Problem details: From the entries below, copy every line where the string "color" appears.

Figure dataset records:
----------

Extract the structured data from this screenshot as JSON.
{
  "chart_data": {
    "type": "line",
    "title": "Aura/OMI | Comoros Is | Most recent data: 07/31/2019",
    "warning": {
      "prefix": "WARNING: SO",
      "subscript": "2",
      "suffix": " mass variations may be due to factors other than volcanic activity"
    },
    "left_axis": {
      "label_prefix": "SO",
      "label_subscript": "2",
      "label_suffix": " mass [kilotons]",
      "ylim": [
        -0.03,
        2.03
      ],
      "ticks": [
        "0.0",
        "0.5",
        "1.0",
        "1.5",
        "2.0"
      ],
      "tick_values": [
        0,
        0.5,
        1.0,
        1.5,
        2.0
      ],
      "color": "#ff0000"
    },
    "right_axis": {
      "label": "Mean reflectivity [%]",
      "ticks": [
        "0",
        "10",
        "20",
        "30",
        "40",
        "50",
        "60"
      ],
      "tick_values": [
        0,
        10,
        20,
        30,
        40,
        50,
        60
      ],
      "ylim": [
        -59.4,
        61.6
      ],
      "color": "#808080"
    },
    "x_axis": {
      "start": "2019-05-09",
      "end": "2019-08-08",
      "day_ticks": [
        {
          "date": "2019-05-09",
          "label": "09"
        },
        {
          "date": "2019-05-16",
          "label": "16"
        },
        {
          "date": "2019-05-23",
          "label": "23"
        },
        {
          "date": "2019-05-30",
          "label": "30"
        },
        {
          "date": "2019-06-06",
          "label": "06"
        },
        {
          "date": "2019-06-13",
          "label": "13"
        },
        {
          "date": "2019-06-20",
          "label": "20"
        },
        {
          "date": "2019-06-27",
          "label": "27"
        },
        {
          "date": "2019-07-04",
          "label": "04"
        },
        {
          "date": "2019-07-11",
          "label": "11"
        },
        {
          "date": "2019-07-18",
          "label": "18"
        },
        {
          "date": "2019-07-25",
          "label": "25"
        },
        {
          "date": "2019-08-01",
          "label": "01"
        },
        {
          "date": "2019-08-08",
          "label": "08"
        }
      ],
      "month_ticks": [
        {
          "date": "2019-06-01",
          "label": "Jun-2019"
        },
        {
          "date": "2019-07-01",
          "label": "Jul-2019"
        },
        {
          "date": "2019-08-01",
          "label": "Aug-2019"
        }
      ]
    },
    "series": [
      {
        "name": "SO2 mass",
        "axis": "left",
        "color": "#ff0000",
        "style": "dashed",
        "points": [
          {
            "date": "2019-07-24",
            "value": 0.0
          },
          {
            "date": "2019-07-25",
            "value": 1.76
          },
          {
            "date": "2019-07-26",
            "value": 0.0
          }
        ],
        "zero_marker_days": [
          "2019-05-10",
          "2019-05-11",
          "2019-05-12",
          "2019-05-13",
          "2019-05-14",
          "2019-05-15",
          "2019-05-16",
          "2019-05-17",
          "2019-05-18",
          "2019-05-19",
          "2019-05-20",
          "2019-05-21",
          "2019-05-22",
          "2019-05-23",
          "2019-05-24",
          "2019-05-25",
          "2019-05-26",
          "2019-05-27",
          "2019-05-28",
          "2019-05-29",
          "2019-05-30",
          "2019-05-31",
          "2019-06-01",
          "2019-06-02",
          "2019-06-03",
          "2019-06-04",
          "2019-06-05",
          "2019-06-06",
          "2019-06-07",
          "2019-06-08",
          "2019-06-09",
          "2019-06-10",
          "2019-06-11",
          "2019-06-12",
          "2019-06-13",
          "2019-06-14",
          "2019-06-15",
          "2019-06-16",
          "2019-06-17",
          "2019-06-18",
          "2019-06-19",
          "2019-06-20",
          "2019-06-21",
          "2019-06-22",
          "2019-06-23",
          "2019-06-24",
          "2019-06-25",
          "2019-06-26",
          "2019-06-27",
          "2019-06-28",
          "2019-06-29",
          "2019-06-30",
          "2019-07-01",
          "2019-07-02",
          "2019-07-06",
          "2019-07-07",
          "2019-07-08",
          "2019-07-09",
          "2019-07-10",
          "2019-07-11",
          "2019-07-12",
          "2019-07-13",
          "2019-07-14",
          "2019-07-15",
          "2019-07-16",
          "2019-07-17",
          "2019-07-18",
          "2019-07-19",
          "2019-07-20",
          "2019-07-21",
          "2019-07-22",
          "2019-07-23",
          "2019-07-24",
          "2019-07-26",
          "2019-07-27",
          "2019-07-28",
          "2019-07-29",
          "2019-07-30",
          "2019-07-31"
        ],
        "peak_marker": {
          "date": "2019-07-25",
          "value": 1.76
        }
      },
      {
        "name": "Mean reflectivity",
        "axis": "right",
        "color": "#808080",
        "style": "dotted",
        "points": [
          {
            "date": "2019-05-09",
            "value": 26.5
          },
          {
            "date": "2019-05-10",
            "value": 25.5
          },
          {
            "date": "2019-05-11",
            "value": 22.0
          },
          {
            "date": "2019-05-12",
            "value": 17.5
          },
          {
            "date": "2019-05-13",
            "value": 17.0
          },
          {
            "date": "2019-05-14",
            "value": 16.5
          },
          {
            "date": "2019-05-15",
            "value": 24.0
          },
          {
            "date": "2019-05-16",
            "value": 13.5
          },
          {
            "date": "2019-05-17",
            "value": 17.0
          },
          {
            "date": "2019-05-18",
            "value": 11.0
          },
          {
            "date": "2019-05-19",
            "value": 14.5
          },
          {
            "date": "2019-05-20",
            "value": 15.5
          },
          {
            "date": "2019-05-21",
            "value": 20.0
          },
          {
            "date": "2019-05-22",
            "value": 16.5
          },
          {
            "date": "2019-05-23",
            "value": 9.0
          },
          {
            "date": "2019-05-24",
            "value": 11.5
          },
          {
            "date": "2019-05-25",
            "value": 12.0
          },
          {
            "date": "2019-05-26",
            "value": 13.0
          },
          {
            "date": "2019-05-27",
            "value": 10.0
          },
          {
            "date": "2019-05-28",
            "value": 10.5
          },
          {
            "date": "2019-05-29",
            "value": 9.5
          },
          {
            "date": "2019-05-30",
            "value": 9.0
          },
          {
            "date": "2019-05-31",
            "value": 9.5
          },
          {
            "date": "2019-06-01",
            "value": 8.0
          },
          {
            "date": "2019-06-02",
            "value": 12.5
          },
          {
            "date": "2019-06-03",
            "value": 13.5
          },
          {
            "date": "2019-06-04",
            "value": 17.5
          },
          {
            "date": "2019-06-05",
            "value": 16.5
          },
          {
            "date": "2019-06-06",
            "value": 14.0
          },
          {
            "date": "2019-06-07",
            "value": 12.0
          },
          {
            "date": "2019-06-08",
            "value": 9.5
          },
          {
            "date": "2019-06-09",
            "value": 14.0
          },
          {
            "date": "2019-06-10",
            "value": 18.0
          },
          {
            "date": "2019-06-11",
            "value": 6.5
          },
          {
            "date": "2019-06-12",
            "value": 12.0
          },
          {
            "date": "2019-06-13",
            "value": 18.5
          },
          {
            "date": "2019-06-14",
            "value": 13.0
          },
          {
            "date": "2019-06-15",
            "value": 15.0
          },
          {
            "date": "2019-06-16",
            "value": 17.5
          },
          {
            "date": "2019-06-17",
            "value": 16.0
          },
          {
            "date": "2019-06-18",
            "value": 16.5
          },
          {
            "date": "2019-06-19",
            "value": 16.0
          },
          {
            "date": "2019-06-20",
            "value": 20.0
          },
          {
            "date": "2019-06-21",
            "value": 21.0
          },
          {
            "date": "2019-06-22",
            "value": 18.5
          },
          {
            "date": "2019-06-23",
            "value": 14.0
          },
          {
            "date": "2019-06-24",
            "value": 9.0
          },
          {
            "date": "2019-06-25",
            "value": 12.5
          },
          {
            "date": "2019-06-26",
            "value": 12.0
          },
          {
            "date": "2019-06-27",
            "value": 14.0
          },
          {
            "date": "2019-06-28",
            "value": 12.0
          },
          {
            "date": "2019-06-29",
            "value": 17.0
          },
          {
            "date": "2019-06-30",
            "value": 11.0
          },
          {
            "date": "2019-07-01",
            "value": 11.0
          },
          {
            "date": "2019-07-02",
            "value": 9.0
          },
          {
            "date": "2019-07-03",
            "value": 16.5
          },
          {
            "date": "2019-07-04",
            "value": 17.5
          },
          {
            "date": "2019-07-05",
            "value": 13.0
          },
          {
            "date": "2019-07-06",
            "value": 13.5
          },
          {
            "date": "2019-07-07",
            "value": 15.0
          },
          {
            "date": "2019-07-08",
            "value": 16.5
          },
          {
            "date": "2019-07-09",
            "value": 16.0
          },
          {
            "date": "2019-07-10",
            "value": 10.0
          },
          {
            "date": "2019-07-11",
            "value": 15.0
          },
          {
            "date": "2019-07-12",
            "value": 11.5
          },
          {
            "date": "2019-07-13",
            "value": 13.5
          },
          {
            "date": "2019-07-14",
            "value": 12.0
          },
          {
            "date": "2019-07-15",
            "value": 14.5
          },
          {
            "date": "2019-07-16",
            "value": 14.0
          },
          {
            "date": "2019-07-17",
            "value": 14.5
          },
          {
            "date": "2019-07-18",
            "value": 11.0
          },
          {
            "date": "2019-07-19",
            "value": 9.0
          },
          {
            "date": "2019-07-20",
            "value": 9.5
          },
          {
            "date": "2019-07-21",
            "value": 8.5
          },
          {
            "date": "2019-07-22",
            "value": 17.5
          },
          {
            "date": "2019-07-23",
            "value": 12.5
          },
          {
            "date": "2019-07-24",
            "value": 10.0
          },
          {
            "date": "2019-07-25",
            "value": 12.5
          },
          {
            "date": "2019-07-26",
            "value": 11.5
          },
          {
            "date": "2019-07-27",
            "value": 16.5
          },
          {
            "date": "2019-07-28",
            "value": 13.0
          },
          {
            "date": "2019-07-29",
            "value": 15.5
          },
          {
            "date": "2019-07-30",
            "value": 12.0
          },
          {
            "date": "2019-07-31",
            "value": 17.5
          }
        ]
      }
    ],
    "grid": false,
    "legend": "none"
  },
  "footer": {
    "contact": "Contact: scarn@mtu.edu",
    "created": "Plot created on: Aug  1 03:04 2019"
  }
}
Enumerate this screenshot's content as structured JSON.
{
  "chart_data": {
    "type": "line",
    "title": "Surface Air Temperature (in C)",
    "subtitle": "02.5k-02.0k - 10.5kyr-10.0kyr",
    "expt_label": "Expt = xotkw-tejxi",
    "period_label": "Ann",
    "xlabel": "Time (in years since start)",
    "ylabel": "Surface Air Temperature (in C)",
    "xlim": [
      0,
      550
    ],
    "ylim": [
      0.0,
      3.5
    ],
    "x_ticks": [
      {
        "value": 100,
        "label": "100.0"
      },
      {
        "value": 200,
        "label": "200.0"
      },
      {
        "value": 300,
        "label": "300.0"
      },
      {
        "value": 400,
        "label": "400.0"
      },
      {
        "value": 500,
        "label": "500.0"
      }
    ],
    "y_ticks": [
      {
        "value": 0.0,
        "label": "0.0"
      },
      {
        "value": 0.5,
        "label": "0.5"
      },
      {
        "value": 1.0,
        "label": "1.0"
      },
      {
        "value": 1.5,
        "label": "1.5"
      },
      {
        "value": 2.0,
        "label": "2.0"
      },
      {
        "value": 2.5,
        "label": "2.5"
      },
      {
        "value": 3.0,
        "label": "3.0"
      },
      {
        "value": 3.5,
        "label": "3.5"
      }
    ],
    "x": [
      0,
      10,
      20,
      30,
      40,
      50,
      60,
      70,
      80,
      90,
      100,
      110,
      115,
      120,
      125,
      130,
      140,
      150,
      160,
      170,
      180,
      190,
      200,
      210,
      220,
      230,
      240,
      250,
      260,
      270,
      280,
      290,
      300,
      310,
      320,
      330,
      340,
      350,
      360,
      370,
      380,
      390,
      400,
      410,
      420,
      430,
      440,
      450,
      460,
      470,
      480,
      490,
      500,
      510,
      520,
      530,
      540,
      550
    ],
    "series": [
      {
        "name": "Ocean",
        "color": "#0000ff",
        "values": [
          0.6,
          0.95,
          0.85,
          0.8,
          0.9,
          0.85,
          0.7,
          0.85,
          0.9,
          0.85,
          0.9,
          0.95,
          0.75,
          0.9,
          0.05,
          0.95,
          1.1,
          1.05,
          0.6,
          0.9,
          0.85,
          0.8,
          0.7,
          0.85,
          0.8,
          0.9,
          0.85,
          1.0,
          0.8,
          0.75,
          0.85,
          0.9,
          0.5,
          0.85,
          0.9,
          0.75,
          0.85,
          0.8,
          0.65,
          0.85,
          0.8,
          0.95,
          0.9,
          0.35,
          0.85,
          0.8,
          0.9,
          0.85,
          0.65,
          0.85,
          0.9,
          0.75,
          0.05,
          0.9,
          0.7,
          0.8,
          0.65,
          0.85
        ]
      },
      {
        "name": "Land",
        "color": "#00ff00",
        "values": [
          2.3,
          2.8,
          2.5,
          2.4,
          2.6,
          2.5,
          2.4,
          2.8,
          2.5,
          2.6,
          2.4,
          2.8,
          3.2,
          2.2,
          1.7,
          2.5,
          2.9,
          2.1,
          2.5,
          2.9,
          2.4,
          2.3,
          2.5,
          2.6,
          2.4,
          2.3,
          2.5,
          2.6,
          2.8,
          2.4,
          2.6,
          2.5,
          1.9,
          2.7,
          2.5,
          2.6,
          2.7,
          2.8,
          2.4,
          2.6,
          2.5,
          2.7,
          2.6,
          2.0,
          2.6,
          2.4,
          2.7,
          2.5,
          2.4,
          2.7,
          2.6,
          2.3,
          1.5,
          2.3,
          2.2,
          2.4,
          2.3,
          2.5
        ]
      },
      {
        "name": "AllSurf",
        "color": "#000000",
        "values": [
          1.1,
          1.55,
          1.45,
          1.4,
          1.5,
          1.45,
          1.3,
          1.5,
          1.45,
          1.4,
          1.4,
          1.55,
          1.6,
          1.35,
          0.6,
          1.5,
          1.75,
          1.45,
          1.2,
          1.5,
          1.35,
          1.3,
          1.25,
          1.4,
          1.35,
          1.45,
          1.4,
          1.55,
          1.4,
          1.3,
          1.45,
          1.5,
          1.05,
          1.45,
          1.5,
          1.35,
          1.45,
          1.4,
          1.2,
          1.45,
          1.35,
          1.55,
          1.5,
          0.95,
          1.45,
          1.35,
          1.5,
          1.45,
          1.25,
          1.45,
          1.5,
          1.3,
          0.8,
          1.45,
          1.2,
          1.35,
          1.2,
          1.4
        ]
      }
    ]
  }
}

----------

Result of the task:
      "color": "#ff0000"
      "color": "#808080"
        "color": "#ff0000",
        "color": "#808080",
        "color": "#0000ff",
        "color": "#00ff00",
        "color": "#000000",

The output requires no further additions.